• [EXERCISE MATERIAL]
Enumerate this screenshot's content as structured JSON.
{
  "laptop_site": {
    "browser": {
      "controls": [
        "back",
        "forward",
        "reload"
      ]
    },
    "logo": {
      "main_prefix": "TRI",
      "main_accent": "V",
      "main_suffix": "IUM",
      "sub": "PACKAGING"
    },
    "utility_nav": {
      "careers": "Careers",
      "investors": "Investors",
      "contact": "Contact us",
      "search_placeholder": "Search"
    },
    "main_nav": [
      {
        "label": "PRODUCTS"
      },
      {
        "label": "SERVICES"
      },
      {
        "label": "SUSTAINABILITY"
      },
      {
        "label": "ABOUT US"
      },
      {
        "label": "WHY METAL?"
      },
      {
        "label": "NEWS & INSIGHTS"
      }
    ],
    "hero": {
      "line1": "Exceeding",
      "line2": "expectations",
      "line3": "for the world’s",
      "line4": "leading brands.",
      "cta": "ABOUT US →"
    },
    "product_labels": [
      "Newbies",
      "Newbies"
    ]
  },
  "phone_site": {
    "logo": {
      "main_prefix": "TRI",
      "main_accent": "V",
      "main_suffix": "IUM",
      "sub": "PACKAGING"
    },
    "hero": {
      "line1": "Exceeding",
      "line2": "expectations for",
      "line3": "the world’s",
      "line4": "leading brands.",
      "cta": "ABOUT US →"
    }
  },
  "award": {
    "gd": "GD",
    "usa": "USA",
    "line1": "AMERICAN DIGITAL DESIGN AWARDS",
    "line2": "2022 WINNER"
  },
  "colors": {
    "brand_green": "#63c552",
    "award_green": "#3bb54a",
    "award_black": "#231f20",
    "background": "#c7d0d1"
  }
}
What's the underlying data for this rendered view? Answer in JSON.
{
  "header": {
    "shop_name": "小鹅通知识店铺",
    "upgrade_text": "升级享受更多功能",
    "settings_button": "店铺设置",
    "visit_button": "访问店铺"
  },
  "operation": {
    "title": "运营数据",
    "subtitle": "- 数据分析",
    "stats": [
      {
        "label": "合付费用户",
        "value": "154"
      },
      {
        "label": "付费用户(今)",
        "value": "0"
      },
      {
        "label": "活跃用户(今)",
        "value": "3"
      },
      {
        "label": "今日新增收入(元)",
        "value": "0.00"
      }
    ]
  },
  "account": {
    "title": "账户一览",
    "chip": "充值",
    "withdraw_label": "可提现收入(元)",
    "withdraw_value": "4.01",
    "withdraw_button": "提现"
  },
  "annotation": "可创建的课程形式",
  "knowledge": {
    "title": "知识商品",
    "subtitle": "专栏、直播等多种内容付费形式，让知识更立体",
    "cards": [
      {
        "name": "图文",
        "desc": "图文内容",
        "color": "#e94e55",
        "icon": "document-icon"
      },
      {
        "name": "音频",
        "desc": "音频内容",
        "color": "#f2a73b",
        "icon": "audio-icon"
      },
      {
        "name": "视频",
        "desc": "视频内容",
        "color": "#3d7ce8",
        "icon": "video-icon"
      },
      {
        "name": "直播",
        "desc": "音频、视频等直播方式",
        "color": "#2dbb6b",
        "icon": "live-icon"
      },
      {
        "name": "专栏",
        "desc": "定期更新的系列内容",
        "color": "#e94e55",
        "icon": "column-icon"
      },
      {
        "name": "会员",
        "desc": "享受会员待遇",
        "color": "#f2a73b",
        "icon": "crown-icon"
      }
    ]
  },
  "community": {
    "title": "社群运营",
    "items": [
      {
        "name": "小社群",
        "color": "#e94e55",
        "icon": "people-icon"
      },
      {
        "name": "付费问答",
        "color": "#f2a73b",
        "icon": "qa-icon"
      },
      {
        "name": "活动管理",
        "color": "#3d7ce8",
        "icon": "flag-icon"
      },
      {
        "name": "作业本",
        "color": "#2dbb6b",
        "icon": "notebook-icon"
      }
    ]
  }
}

...

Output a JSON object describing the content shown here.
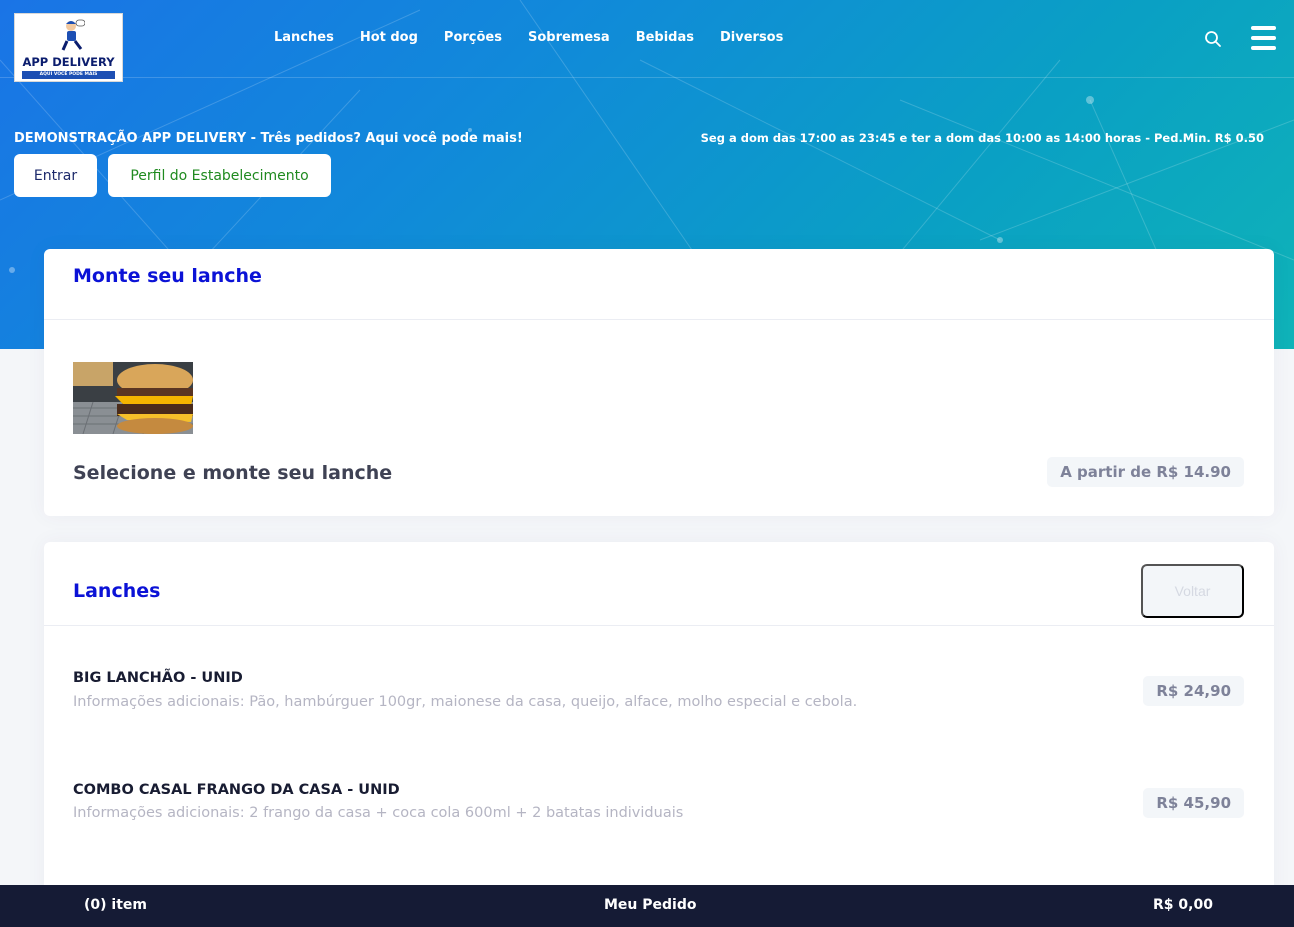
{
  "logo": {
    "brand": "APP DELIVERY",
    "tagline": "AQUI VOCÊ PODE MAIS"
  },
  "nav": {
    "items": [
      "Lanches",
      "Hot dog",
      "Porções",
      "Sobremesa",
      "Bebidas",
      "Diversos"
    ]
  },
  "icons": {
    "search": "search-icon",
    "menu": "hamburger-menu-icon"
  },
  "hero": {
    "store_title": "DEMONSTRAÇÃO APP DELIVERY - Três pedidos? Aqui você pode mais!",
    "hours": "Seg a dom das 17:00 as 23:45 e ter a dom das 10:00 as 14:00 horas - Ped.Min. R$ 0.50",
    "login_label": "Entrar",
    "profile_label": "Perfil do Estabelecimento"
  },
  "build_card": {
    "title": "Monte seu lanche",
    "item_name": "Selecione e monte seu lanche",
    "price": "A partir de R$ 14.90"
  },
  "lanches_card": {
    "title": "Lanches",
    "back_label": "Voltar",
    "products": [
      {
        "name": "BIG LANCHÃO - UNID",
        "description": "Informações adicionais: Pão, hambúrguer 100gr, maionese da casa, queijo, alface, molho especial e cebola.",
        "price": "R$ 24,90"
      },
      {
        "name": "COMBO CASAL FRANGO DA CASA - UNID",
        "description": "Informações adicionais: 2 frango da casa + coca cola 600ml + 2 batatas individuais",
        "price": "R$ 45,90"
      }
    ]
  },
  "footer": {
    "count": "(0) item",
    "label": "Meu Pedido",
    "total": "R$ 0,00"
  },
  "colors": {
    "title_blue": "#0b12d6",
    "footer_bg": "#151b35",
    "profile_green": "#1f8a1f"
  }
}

• [WHAT YOU HAVE TO DO] Go through the data and gather every line that holds "DELIVERY".

• [EXERCISE SOLUTION]
    "brand": "APP DELIVERY",
    "store_title": "DEMONSTRAÇÃO APP DELIVERY - Três pedidos? Aqui você pode mais!",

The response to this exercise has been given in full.